• Your task
Select every line below containing the word "left".

Items from a figure collection:
┄┄┄┄┄┄
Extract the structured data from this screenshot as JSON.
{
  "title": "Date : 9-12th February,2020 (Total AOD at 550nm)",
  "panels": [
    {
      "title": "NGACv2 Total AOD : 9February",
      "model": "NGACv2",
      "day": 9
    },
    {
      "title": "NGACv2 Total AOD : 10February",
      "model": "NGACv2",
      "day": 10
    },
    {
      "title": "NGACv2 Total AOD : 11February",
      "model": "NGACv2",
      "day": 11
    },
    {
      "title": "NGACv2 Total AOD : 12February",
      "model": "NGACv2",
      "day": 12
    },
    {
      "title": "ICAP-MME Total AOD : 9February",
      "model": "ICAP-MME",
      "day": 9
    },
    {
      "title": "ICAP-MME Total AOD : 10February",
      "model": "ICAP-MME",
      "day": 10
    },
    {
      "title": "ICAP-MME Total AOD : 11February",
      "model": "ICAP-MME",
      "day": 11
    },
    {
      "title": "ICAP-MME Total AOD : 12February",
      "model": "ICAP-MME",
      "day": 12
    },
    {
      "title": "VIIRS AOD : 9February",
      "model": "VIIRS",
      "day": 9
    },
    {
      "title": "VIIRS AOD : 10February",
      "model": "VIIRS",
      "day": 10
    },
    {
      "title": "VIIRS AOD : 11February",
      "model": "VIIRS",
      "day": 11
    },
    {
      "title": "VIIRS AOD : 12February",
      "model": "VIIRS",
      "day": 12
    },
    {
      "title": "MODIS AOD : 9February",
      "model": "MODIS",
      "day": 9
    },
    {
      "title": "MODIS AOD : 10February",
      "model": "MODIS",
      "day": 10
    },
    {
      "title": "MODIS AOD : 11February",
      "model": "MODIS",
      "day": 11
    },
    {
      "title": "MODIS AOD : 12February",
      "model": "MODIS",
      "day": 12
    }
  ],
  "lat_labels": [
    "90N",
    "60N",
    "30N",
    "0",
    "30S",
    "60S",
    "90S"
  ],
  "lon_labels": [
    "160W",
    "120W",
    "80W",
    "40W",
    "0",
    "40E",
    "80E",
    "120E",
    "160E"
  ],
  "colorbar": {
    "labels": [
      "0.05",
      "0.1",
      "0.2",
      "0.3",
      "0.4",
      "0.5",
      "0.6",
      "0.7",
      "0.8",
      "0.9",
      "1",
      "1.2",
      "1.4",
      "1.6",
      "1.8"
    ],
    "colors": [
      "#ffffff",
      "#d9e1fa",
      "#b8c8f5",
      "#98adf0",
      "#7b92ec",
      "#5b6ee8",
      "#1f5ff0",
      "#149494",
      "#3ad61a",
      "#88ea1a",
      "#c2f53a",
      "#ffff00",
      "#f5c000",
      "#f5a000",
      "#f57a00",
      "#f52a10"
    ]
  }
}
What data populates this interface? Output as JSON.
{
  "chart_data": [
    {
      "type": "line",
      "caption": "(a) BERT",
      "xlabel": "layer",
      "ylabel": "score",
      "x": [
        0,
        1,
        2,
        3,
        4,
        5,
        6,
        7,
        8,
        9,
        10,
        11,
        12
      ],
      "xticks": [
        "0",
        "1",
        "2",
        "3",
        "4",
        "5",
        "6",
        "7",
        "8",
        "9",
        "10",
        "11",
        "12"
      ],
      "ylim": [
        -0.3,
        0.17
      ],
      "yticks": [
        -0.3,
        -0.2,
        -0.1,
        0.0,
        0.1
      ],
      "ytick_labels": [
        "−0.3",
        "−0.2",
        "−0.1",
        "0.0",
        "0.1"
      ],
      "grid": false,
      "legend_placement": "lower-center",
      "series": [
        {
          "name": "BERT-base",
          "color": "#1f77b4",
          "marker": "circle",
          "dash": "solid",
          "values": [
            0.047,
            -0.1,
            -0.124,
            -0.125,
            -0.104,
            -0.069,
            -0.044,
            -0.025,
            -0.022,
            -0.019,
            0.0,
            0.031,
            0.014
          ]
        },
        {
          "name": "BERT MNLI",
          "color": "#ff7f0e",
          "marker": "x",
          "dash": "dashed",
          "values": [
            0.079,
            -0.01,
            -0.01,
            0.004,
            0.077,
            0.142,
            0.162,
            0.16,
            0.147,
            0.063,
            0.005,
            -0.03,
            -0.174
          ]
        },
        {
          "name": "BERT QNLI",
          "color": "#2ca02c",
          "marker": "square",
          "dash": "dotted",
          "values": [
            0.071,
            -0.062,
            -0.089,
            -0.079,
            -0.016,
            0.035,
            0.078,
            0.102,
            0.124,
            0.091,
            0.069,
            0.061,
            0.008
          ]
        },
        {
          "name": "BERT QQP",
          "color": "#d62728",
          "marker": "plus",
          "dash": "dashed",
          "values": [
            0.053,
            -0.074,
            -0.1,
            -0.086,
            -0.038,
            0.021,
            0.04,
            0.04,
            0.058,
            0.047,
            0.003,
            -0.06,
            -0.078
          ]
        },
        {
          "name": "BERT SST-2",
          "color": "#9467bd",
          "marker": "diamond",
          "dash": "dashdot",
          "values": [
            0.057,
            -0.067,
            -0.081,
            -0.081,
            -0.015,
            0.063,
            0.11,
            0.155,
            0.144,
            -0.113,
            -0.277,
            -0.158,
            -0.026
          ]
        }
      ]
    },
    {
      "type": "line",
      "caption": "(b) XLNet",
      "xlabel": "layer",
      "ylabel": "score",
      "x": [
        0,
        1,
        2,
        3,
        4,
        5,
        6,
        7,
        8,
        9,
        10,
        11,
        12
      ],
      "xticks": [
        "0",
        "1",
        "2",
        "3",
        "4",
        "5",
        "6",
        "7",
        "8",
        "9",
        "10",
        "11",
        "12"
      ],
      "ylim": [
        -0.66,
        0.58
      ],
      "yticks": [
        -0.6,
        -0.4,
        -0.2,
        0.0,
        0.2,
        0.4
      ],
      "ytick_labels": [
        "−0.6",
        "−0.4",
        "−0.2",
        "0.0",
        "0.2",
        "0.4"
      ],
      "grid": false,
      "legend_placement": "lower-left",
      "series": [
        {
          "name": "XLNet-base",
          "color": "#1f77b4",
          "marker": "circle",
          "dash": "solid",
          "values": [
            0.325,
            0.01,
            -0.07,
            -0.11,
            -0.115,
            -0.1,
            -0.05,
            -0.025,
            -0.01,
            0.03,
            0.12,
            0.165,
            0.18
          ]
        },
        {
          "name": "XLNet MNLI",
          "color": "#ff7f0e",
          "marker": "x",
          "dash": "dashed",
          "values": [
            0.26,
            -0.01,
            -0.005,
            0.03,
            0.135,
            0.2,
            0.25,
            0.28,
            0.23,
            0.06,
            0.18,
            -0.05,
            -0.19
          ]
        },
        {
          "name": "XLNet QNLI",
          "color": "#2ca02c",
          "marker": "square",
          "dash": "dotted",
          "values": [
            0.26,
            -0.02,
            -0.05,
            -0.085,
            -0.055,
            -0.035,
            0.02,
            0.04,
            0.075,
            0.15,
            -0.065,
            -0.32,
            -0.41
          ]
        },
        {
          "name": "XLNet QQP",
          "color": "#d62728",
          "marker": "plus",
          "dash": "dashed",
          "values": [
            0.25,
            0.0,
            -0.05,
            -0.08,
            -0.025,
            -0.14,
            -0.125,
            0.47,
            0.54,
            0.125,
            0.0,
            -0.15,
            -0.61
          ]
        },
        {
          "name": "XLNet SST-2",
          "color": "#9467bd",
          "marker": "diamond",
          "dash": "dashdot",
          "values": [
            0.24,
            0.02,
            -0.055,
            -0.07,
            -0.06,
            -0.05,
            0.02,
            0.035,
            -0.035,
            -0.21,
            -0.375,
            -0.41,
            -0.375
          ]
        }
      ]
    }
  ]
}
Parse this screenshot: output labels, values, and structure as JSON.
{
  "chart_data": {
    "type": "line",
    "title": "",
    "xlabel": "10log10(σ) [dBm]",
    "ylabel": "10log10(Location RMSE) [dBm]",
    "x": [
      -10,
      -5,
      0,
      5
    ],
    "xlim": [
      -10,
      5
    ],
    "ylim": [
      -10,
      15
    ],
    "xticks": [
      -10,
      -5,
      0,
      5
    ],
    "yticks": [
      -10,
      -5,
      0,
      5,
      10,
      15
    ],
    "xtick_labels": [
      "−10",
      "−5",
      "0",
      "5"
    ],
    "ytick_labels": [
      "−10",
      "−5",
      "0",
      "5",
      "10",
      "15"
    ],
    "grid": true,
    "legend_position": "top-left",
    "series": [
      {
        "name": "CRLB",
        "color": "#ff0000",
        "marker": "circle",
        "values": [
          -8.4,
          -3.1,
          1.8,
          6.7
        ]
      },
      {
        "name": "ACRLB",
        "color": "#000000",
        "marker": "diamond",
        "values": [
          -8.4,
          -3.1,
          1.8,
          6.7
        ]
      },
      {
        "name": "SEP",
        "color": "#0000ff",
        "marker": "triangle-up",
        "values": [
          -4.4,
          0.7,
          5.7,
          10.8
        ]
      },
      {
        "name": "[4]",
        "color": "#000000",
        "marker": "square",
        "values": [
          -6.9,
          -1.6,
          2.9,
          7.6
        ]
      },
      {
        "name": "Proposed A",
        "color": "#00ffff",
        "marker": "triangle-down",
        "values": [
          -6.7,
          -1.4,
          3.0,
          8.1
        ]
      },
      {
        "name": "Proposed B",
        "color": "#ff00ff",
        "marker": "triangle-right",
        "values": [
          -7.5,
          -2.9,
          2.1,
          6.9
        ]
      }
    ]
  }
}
┄┄┄┄┄┄
• Answer for the task
      "legend_placement": "lower-left",
    "legend_position": "top-left",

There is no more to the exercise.